== Data supplied ==
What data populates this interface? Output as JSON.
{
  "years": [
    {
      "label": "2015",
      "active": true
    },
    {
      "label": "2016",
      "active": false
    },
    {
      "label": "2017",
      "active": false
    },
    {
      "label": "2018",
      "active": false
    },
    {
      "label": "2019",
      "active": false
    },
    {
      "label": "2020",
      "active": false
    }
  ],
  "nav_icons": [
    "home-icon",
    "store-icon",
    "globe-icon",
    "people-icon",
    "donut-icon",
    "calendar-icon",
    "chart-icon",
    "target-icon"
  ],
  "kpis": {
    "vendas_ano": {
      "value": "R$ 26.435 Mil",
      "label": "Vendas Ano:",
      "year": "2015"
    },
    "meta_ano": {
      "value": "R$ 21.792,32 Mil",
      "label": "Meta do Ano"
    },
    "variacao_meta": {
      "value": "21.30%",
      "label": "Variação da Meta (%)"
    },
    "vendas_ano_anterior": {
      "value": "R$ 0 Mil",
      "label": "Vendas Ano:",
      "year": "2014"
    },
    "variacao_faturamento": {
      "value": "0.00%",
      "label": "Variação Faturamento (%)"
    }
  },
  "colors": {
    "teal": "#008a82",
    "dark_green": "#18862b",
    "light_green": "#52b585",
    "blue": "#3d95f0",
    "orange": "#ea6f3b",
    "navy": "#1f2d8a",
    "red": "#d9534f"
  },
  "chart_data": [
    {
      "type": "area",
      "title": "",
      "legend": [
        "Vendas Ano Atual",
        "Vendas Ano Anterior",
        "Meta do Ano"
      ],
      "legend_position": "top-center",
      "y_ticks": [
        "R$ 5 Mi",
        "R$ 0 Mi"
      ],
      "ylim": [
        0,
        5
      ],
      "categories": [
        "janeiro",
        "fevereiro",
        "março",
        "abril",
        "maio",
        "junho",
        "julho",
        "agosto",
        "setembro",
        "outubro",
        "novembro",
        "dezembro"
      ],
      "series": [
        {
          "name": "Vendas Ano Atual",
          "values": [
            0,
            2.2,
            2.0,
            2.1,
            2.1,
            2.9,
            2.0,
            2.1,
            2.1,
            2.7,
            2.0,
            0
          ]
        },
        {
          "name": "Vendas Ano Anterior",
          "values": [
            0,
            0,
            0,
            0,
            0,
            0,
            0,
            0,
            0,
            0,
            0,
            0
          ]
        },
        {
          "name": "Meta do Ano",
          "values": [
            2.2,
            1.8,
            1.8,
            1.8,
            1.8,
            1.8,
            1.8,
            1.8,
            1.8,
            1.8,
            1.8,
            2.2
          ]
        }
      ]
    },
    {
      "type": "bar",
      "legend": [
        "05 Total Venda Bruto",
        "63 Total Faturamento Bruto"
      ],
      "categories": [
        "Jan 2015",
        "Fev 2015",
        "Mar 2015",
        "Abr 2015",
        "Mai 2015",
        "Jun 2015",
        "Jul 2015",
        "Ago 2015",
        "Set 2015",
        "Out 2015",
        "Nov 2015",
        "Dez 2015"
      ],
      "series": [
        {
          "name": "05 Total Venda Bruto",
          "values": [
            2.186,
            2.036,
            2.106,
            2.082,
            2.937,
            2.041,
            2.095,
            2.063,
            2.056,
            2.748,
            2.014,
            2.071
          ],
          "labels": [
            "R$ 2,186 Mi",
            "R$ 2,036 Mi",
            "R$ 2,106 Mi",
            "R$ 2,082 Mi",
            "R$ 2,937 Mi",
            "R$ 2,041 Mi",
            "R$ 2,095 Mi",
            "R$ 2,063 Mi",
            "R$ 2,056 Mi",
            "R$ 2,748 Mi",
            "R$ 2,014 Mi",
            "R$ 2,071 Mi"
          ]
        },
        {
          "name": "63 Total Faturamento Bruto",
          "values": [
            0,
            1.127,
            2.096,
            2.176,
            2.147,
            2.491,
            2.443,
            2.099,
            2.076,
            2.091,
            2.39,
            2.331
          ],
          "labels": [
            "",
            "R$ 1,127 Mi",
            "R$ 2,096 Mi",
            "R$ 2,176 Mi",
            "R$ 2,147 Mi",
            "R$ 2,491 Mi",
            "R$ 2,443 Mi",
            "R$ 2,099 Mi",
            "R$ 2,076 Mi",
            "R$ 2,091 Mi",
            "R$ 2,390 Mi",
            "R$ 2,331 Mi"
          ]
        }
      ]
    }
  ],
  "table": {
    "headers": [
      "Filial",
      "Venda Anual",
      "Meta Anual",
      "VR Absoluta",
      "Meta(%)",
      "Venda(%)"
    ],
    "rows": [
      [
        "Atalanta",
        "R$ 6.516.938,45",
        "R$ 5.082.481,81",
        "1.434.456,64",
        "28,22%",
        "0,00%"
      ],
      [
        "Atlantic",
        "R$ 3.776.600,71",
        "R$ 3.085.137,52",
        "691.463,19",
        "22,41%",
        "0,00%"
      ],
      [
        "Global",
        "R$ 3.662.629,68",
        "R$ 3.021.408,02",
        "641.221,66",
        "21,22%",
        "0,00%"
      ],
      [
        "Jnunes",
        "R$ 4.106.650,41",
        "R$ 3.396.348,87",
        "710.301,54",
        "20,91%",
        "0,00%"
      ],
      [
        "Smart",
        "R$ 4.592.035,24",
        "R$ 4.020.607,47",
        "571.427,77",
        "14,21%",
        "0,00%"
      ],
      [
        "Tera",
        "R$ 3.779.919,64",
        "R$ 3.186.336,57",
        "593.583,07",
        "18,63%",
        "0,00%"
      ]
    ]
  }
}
===
Exercise prompt:
Every line in the data that holds "Atual" should be copied out.

Response for this exercise:
        "Vendas Ano Atual",
          "name": "Vendas Ano Atual",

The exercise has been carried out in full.